[Data entries]
+ + + +
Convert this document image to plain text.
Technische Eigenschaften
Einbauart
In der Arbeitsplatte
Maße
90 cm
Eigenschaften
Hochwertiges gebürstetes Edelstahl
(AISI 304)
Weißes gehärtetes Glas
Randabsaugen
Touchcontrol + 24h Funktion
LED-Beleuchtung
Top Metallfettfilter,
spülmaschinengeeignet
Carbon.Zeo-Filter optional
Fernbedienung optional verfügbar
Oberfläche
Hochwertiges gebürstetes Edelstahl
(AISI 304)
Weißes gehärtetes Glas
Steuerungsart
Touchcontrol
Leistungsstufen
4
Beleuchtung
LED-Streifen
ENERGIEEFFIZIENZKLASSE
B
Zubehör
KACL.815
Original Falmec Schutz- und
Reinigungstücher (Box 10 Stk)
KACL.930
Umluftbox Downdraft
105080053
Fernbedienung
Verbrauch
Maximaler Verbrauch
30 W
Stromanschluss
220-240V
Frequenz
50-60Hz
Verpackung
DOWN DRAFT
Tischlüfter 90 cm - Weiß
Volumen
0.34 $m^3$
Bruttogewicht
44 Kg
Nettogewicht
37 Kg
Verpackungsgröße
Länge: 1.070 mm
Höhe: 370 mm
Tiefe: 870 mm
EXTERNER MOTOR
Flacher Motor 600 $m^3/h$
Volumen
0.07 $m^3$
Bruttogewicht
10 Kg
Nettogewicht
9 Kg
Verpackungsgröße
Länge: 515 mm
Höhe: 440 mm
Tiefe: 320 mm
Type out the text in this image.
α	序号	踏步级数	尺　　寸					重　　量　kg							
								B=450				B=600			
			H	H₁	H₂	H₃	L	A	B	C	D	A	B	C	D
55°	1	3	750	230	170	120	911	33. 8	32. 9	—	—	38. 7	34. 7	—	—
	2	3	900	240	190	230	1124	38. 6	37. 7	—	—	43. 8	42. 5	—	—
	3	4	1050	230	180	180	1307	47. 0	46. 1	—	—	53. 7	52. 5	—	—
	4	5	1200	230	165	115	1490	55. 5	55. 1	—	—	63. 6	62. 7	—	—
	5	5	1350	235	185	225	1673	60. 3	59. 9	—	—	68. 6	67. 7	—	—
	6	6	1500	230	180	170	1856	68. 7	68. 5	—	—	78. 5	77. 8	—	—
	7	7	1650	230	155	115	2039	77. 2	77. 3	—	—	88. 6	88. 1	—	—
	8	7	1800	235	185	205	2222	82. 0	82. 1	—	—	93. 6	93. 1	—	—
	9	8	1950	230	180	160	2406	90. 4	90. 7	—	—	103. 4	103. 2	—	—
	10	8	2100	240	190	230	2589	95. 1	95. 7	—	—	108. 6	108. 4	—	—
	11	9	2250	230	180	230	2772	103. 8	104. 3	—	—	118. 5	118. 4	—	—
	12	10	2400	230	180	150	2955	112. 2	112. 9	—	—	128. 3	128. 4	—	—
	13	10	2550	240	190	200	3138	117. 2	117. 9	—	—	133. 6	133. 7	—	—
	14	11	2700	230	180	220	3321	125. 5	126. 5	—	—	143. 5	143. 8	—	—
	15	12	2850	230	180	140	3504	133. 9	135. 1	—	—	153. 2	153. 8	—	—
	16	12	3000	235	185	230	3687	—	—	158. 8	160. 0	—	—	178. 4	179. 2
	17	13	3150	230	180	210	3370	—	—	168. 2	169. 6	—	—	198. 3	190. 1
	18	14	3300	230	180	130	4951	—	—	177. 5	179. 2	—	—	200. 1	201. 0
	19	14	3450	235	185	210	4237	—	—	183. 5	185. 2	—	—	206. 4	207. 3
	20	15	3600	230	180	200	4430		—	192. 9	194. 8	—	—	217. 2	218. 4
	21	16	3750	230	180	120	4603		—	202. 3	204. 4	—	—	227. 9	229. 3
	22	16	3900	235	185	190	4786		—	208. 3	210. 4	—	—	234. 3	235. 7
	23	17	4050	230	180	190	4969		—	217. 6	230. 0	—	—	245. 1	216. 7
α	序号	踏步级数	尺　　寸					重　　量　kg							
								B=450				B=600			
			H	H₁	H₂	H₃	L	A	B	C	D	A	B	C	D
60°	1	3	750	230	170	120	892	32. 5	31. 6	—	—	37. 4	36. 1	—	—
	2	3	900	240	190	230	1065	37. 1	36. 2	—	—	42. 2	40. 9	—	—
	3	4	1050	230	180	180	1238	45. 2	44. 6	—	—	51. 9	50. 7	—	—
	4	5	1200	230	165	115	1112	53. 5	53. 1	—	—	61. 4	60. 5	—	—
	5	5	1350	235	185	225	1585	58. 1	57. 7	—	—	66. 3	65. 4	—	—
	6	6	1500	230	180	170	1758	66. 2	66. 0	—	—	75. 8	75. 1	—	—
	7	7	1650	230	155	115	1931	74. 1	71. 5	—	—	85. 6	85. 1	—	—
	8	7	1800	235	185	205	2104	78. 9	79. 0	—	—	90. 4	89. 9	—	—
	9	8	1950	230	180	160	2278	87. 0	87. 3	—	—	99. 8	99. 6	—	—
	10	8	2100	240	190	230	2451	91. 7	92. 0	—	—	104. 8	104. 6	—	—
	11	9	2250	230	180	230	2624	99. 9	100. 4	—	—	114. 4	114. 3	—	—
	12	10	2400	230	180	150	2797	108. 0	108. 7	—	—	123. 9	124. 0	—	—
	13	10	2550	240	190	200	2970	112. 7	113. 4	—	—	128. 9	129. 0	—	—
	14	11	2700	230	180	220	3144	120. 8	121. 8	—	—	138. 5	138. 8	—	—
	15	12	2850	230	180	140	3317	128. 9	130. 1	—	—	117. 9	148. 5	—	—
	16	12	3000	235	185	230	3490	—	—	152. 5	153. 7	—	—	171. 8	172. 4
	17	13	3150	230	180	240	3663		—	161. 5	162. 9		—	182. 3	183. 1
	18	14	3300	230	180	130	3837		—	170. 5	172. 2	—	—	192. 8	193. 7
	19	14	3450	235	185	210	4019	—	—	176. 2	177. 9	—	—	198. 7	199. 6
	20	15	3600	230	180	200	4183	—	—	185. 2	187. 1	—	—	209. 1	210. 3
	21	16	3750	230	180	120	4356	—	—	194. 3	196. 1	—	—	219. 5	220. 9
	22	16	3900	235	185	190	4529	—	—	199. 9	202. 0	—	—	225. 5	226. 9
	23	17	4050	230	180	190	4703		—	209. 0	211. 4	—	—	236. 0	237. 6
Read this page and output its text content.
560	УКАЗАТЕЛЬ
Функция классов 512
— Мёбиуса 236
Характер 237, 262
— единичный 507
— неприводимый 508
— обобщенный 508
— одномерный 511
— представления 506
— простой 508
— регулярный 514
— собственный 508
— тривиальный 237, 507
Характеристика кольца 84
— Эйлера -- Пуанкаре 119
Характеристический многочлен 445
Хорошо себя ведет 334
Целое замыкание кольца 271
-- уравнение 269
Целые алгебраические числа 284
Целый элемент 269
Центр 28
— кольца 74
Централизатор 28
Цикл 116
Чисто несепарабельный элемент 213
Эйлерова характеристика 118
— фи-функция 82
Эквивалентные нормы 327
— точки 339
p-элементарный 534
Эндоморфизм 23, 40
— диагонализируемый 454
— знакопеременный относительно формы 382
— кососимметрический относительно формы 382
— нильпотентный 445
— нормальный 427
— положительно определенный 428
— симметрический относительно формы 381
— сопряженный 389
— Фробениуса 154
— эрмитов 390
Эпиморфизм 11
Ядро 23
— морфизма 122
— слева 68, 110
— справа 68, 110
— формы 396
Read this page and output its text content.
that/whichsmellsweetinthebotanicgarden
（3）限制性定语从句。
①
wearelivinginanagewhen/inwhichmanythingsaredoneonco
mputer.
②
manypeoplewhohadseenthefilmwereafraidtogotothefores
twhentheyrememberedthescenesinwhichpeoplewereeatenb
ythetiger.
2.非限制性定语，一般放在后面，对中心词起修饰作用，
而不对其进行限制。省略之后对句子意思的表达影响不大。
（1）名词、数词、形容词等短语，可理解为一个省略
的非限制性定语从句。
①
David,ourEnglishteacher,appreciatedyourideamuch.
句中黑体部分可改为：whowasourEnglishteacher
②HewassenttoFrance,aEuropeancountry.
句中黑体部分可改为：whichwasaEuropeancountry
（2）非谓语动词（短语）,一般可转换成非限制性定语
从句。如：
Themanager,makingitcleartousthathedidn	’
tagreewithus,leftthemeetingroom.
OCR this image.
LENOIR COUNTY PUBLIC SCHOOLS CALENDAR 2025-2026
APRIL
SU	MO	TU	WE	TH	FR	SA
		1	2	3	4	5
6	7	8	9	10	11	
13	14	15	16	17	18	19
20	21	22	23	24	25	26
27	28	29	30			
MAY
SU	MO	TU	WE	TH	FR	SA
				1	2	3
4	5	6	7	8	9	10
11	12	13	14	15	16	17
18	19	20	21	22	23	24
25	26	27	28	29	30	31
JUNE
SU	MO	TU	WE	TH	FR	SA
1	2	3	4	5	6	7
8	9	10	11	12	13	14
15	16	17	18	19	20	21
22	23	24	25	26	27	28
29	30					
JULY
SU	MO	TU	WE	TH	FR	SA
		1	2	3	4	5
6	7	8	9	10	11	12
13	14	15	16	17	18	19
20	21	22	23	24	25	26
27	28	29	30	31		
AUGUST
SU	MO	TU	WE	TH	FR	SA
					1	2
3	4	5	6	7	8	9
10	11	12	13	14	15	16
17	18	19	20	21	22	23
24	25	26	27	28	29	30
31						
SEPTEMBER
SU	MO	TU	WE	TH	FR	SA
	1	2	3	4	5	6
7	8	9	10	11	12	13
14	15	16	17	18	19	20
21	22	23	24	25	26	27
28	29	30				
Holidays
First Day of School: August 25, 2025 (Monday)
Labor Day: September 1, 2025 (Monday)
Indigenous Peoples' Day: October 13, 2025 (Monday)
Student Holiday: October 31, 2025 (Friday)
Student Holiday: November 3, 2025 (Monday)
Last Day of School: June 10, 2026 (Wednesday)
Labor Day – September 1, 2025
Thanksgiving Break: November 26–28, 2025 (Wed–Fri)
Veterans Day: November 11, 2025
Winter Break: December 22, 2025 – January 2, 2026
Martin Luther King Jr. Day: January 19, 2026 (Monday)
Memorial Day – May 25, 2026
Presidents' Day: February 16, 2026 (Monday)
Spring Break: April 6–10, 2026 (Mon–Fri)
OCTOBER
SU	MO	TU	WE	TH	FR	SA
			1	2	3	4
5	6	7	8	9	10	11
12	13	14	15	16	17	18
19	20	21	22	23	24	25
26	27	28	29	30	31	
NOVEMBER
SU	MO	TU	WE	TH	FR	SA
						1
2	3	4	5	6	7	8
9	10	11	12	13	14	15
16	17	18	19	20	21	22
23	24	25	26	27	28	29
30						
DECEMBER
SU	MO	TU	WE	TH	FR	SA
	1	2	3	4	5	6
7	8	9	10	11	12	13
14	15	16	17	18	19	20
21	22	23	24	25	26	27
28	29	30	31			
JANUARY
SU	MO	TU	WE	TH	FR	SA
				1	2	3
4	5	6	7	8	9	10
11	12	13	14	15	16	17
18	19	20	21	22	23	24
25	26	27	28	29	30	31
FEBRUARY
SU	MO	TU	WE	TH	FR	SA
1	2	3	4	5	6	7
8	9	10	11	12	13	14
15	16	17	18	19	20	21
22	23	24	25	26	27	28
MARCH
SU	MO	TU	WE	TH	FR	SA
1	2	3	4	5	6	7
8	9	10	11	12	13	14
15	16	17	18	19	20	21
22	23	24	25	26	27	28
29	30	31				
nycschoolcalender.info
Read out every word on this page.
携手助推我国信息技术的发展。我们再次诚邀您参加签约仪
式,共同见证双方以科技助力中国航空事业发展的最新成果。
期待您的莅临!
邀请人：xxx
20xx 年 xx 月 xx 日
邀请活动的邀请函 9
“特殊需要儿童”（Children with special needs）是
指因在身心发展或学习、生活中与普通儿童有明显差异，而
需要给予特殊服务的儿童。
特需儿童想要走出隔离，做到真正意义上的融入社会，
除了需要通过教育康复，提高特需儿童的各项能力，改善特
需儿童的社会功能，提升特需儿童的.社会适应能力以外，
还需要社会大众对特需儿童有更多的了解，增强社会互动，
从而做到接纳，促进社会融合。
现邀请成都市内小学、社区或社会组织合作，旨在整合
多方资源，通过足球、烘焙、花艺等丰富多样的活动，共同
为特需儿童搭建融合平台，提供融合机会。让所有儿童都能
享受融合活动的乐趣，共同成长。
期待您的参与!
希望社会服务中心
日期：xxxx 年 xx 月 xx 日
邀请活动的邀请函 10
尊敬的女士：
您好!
+ + + +
Pick out each line that holds the string "Labor".

• **Response for this exercise**:
Labor Day: September 1, 2025 (Monday)
Labor Day – September 1, 2025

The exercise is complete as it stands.